Exercise aim: Wherever the string "JSON" appears, copy the whole line.

[Items from a figure collection]
========
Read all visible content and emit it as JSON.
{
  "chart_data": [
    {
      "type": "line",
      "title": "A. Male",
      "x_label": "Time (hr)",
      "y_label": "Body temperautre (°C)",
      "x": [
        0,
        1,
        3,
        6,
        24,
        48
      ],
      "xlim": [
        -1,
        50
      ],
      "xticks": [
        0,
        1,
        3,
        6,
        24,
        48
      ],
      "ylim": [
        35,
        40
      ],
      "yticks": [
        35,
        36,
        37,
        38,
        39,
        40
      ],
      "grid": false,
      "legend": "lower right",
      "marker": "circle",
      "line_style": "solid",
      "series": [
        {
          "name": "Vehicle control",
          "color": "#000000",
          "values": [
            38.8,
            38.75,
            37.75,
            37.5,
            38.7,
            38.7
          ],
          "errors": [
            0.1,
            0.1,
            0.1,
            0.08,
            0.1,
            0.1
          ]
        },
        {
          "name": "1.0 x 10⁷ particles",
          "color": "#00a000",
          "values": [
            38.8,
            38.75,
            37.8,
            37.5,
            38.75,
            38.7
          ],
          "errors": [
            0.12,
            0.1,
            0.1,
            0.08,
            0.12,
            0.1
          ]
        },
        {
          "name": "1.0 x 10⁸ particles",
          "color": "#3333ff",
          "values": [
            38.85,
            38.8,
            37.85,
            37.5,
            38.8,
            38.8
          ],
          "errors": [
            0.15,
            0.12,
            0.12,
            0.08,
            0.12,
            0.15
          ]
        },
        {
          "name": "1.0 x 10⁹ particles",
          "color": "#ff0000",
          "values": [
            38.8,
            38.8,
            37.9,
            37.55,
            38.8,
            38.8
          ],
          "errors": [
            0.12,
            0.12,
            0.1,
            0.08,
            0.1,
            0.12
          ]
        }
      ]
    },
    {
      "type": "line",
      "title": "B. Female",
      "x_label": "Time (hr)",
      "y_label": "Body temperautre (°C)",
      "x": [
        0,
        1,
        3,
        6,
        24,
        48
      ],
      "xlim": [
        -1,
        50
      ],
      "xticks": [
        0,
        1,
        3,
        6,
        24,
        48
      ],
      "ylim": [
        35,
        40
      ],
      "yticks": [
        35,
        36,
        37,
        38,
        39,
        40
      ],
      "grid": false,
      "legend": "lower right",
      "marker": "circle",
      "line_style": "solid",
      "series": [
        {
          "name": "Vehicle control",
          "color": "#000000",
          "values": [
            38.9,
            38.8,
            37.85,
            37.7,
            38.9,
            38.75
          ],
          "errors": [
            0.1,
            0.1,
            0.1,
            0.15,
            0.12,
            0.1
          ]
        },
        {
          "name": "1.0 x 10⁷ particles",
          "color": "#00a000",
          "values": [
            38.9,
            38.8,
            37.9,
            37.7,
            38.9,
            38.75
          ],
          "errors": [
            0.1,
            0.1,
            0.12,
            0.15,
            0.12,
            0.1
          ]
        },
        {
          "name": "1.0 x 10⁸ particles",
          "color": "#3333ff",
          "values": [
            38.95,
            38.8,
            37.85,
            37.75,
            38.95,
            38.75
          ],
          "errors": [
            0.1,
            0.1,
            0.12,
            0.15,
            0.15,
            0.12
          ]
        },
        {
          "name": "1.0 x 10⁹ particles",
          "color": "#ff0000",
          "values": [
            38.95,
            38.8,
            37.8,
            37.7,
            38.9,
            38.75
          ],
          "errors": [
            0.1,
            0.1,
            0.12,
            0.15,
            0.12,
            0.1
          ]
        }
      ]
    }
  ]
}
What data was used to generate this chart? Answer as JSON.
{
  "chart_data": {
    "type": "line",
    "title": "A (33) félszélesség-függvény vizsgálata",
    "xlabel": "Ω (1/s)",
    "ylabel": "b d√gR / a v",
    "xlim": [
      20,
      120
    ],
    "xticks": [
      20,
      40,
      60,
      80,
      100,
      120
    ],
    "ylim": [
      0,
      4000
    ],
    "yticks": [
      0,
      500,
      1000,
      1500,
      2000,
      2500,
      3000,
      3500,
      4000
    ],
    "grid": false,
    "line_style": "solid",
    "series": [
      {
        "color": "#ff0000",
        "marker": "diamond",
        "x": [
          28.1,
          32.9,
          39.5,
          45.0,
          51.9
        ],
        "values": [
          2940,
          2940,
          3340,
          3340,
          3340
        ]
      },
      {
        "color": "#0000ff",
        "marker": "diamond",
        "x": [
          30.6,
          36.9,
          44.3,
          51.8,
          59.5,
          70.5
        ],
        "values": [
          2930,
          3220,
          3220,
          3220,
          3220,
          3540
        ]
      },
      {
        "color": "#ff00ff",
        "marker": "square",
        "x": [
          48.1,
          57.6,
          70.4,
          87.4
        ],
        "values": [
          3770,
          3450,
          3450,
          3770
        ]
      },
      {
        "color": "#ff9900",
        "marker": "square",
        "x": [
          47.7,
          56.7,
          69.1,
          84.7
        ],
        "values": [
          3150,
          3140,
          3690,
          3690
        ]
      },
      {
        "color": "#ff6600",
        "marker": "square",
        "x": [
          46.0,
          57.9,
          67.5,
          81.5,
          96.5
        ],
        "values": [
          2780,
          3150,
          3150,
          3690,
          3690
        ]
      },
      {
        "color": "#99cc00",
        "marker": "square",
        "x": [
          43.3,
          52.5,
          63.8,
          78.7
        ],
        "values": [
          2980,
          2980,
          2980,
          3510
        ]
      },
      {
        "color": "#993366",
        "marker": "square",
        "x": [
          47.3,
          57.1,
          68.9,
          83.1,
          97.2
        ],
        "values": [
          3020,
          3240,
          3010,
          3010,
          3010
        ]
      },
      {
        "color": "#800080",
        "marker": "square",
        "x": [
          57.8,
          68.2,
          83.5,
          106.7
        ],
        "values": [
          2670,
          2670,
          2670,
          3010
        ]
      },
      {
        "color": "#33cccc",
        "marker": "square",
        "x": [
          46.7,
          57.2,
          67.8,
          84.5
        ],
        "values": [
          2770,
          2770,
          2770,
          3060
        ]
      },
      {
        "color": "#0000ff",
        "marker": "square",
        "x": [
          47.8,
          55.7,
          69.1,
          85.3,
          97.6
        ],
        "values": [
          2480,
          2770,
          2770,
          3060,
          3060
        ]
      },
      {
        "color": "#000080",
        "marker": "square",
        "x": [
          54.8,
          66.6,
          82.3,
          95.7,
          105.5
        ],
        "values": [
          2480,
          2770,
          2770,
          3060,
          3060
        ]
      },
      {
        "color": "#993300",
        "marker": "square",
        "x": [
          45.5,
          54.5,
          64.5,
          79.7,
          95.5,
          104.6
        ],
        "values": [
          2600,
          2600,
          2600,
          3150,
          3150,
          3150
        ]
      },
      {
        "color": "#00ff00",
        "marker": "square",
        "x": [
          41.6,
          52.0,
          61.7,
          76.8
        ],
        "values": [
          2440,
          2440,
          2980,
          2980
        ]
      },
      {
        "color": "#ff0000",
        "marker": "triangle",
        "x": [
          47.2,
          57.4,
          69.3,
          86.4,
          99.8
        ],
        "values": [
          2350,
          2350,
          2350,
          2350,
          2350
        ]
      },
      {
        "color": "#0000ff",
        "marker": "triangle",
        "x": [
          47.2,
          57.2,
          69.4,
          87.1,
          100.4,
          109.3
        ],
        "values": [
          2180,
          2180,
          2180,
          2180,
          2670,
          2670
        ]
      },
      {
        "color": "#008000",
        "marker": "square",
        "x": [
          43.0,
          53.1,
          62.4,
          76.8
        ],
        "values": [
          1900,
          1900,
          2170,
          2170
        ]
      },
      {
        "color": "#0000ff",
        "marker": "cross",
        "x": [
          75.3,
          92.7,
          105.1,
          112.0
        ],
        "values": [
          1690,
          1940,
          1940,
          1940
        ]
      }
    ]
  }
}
========
Problem solution:
Read all visible content and emit it as JSON.
What data was used to generate this chart? Answer as JSON.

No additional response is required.